• WRITTEN REQUEST
Copy every line of the following data that includes the string "JSON".

• Records that describe figures
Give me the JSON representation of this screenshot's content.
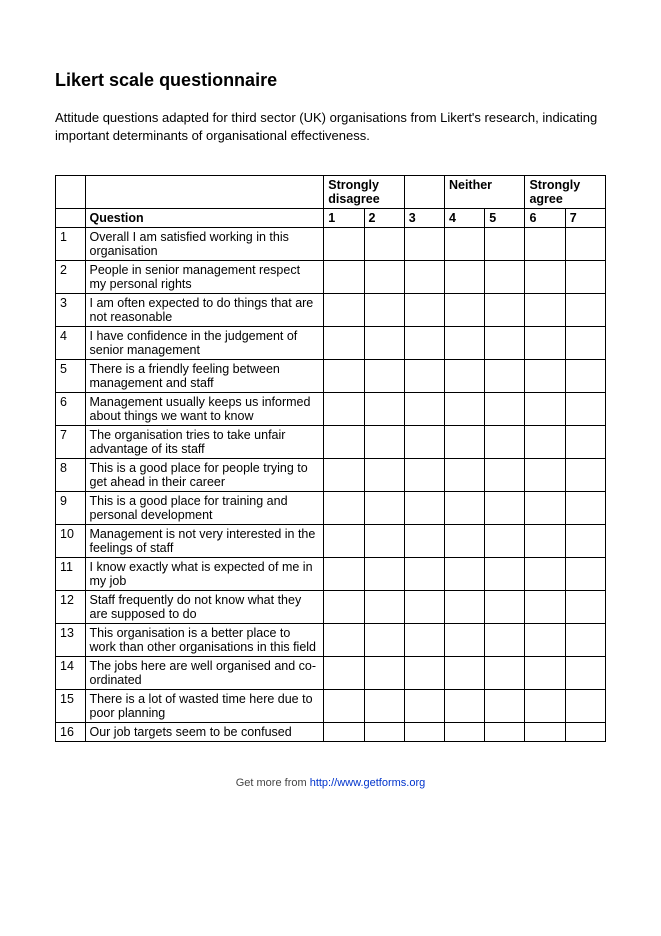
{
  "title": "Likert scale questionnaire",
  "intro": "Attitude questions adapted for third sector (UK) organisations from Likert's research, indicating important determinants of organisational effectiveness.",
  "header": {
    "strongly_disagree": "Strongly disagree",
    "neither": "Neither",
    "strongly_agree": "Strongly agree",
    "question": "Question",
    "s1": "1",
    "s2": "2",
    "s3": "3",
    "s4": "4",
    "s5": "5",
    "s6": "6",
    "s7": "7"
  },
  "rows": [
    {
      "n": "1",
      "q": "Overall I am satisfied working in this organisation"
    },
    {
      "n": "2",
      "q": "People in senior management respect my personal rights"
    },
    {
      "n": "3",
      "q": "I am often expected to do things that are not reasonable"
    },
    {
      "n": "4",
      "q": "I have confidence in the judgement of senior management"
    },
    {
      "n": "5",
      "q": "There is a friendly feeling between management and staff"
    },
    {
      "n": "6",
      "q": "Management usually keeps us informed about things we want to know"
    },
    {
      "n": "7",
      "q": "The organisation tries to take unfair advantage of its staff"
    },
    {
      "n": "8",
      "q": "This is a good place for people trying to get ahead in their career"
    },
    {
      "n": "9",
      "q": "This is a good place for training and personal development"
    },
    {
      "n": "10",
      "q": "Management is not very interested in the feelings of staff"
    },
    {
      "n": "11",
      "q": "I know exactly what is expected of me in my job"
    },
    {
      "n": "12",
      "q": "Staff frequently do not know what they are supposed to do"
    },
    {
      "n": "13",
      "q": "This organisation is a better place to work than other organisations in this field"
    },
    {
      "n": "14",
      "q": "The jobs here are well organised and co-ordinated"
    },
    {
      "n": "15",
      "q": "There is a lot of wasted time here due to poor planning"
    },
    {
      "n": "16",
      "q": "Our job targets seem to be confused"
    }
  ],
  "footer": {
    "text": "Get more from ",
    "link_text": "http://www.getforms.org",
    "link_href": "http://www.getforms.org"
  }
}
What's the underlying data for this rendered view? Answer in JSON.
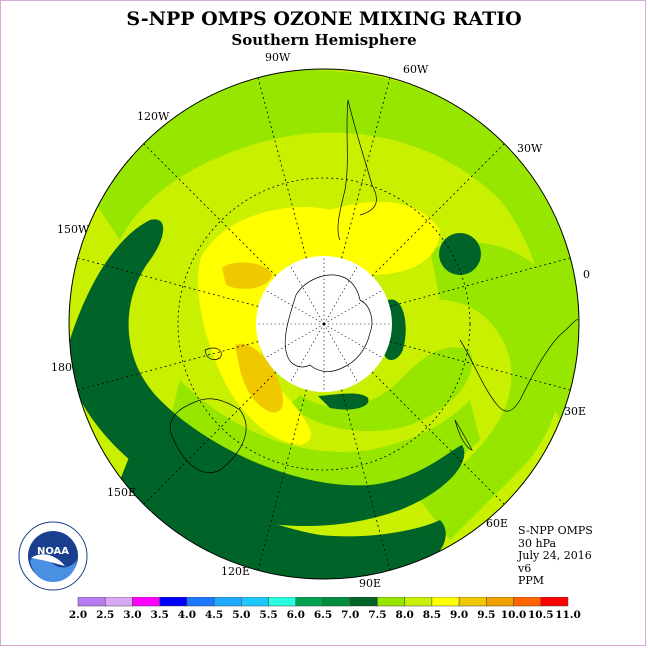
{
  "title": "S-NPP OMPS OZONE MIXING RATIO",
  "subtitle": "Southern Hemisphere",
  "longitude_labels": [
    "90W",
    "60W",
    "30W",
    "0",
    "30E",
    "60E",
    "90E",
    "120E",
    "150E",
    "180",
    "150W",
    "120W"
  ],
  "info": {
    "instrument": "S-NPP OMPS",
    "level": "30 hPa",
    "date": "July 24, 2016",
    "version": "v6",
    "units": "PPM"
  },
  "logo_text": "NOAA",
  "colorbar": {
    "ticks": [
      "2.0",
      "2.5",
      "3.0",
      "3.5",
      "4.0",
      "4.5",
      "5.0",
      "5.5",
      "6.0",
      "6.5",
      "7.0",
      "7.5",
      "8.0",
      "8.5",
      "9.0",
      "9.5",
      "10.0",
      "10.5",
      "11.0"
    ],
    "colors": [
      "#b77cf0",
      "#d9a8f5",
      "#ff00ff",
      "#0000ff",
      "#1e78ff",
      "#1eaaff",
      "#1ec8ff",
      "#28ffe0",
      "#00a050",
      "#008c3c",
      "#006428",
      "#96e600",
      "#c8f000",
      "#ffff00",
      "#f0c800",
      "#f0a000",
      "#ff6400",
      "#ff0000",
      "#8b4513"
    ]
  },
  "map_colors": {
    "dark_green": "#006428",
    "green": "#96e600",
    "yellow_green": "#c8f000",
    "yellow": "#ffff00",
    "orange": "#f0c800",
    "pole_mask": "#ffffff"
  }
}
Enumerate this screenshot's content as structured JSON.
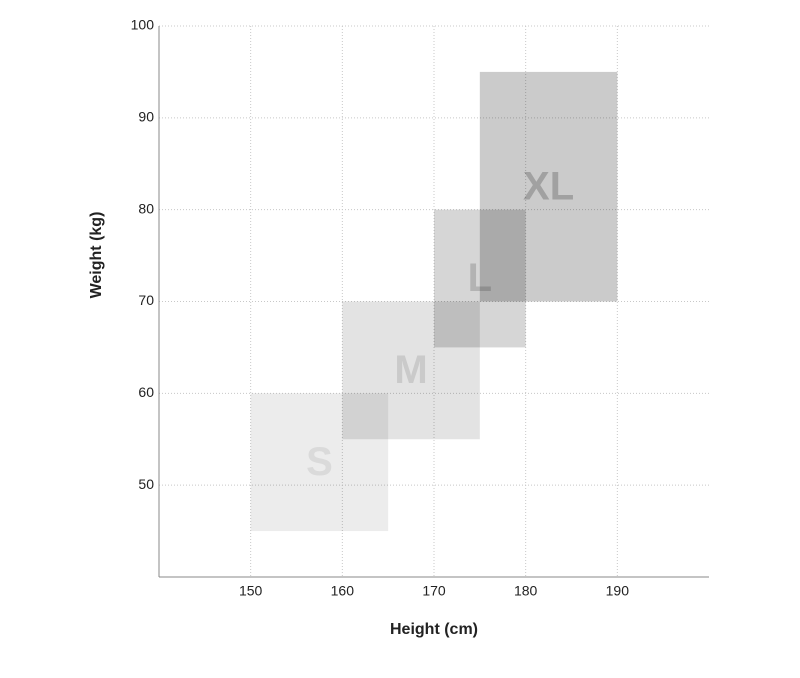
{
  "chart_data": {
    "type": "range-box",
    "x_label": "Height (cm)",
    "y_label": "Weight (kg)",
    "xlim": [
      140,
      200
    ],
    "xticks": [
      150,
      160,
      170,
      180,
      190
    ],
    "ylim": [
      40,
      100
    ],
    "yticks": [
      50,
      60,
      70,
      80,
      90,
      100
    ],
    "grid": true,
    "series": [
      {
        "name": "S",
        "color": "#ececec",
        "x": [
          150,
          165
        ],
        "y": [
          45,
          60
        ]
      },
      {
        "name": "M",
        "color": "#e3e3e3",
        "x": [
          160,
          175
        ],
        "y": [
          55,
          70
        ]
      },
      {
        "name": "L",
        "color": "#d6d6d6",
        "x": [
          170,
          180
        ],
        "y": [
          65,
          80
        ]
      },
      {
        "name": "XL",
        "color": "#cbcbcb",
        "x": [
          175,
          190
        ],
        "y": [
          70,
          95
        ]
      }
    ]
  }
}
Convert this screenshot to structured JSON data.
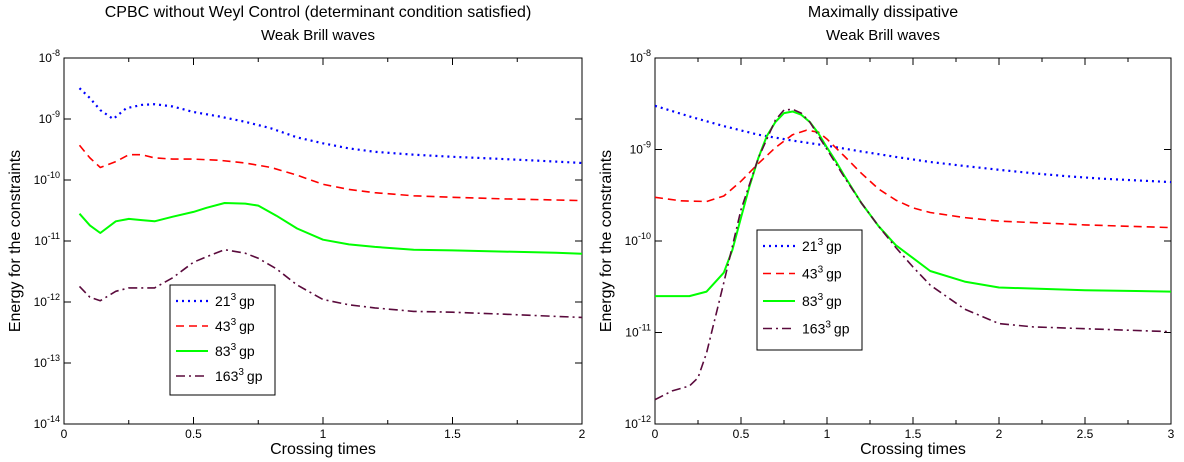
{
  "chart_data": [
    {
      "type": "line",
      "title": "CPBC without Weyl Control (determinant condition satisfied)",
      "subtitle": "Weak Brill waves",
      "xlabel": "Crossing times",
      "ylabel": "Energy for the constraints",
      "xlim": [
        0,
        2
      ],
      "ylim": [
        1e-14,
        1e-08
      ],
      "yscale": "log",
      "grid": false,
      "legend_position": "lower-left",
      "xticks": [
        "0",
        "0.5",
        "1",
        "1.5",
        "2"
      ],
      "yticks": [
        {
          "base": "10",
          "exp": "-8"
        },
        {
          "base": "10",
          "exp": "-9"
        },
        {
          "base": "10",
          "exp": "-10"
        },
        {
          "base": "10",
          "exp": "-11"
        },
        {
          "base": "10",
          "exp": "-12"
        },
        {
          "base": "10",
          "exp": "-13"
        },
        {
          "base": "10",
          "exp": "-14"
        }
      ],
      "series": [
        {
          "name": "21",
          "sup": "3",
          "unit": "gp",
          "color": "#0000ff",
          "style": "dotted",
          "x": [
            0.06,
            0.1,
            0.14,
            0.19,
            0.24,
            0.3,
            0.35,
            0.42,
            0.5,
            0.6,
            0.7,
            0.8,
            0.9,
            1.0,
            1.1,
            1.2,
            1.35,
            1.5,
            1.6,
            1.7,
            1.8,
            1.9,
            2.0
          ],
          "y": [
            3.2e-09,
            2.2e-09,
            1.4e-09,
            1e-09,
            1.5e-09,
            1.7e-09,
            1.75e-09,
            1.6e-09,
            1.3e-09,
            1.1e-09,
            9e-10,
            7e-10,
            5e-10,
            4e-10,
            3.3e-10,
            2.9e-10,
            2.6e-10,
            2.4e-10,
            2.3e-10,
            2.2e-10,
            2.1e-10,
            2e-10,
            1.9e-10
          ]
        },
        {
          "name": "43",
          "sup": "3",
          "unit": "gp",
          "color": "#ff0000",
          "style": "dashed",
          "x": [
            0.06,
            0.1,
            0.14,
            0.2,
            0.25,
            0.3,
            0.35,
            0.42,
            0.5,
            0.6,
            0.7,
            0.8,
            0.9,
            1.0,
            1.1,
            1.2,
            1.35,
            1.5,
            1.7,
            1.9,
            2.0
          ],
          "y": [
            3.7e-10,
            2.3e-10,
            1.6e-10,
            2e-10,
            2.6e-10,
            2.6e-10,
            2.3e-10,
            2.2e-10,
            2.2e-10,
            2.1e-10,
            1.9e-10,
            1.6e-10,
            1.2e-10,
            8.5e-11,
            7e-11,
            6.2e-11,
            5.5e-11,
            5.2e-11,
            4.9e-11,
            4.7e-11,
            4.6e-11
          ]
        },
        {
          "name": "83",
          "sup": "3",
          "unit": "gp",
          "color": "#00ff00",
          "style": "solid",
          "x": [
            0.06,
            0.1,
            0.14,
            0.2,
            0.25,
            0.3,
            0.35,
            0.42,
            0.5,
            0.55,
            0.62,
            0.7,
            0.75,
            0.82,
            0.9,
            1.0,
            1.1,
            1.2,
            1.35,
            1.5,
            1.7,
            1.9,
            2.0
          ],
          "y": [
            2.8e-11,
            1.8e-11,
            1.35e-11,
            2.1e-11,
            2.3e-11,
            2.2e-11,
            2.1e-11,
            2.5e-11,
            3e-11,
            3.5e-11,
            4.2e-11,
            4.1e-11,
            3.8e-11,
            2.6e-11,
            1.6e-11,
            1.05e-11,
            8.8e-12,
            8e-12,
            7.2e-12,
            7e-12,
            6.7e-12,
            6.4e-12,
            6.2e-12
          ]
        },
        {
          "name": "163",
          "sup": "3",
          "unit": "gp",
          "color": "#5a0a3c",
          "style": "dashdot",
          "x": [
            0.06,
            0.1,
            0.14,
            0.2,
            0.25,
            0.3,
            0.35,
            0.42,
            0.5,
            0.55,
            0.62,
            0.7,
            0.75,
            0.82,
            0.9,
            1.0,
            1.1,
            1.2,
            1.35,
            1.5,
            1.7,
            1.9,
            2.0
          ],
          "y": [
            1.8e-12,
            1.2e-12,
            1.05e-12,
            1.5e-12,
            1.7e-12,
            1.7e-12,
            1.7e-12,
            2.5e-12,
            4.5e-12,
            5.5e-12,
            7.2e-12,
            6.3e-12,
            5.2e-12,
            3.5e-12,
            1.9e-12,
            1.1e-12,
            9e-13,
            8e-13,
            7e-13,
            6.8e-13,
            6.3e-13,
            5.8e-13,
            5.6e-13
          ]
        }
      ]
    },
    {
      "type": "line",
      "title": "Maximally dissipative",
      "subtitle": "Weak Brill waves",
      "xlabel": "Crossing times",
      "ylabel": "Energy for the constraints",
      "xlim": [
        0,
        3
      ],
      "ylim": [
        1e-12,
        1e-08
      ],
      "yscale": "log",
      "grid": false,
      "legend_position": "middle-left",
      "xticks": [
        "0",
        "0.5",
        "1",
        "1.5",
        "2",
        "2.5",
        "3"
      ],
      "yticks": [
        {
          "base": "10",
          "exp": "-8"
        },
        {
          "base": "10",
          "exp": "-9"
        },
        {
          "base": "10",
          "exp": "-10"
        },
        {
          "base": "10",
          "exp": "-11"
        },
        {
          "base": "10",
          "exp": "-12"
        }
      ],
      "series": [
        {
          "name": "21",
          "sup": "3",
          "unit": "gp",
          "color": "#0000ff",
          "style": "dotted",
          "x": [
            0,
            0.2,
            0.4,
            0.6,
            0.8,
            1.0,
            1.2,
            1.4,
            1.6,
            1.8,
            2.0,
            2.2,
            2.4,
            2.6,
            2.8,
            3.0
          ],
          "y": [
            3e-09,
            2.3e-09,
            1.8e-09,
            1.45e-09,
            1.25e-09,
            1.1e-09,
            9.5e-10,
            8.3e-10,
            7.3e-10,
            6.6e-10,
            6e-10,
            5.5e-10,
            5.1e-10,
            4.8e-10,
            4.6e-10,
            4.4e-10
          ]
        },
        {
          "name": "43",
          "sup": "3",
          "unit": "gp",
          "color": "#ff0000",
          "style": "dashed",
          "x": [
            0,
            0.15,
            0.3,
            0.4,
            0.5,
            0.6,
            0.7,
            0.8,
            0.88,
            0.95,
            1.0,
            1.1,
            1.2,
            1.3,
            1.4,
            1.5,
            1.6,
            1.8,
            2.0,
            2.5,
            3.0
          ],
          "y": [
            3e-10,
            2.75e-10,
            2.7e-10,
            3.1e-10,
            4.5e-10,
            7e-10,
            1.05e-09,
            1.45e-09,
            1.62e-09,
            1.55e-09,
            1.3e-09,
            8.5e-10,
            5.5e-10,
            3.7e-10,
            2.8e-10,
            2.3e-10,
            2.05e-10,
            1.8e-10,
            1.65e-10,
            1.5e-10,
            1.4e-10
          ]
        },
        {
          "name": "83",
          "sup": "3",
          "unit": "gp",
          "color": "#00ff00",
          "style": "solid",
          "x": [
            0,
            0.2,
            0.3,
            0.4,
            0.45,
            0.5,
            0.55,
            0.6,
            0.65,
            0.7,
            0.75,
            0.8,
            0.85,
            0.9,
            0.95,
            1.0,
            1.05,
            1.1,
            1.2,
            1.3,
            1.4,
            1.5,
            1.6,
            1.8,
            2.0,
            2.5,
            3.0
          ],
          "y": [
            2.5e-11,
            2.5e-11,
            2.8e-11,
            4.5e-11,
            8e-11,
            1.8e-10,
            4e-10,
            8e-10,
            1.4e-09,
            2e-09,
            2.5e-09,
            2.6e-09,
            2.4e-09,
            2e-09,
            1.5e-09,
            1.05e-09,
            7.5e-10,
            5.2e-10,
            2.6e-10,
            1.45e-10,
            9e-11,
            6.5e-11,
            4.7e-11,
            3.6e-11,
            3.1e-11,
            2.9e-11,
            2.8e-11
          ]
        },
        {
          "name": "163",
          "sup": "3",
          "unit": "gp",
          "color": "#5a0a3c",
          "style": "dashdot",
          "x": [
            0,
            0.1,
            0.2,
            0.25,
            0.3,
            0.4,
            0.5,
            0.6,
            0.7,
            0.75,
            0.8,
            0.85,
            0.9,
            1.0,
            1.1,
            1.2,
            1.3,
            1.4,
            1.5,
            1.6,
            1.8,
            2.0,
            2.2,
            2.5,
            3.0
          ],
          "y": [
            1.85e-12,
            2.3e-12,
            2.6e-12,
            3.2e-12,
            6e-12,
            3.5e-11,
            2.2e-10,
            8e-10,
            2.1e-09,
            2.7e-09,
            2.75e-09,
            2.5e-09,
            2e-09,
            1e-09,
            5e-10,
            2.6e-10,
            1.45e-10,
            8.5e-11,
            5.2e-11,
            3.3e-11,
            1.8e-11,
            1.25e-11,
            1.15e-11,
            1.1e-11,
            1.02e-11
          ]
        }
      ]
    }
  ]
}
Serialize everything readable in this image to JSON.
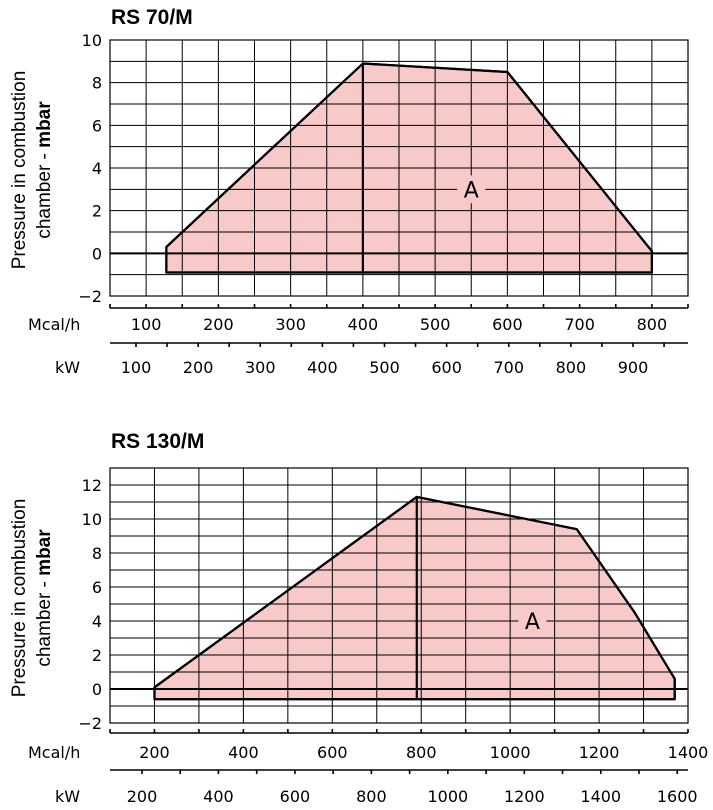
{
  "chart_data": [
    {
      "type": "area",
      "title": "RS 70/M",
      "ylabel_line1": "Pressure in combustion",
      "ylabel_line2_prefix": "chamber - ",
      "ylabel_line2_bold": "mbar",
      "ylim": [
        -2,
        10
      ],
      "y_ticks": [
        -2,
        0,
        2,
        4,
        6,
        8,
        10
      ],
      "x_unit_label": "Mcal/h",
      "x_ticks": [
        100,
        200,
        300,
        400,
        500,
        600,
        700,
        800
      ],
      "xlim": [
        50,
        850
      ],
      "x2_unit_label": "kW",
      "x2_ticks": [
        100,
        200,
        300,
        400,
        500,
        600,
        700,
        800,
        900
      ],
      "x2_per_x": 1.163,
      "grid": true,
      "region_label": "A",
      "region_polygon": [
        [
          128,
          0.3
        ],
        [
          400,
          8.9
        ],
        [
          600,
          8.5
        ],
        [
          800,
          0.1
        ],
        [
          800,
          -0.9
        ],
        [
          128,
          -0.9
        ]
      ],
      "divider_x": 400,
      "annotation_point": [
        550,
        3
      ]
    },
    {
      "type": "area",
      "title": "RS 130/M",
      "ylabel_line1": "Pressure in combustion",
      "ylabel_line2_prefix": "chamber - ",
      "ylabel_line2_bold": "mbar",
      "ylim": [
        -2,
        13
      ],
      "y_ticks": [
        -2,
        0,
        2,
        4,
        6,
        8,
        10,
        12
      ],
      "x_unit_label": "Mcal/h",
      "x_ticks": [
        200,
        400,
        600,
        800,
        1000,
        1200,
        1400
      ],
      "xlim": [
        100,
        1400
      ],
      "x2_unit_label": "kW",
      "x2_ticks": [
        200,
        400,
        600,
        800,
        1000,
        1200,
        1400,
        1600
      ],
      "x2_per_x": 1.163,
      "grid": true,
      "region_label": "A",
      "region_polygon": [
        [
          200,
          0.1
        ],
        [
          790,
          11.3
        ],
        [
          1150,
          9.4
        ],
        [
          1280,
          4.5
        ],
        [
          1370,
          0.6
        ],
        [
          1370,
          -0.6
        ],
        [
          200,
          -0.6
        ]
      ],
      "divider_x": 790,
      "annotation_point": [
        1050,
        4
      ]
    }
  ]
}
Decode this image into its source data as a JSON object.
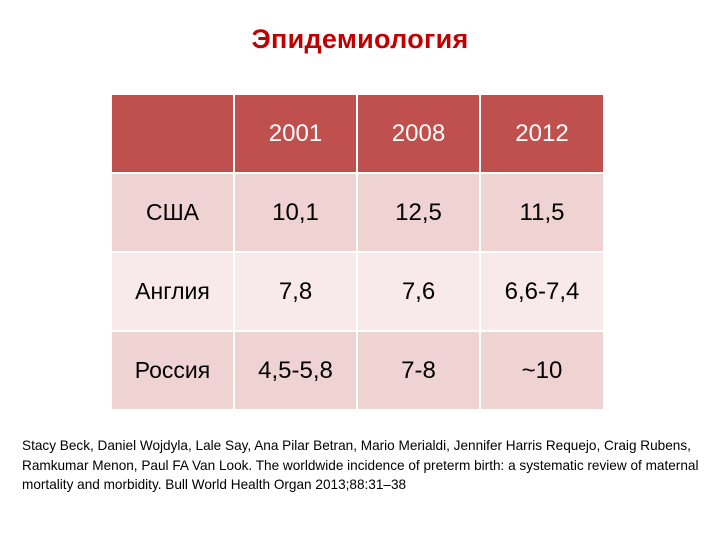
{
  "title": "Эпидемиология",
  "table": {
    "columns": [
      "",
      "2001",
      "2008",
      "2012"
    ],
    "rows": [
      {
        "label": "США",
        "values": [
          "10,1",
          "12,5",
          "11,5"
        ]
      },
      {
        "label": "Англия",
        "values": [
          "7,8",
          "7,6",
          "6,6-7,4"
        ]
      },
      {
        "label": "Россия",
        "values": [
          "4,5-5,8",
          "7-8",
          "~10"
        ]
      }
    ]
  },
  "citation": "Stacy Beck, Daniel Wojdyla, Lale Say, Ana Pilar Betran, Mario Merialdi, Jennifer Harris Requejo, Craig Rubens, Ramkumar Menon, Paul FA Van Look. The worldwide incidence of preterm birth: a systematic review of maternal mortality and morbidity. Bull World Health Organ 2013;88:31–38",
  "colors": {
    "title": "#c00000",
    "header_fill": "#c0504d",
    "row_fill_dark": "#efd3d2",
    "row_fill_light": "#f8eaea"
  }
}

• THE ANSWER
Give me the JSON representation of this screenshot's content.
What's the underlying data for this rendered view? Answer in JSON.
Enumerate this screenshot's content as structured JSON.
Convert this screenshot to structured JSON data.
Serialize everything readable in this image to JSON.
Decode this image into its source data as a JSON object.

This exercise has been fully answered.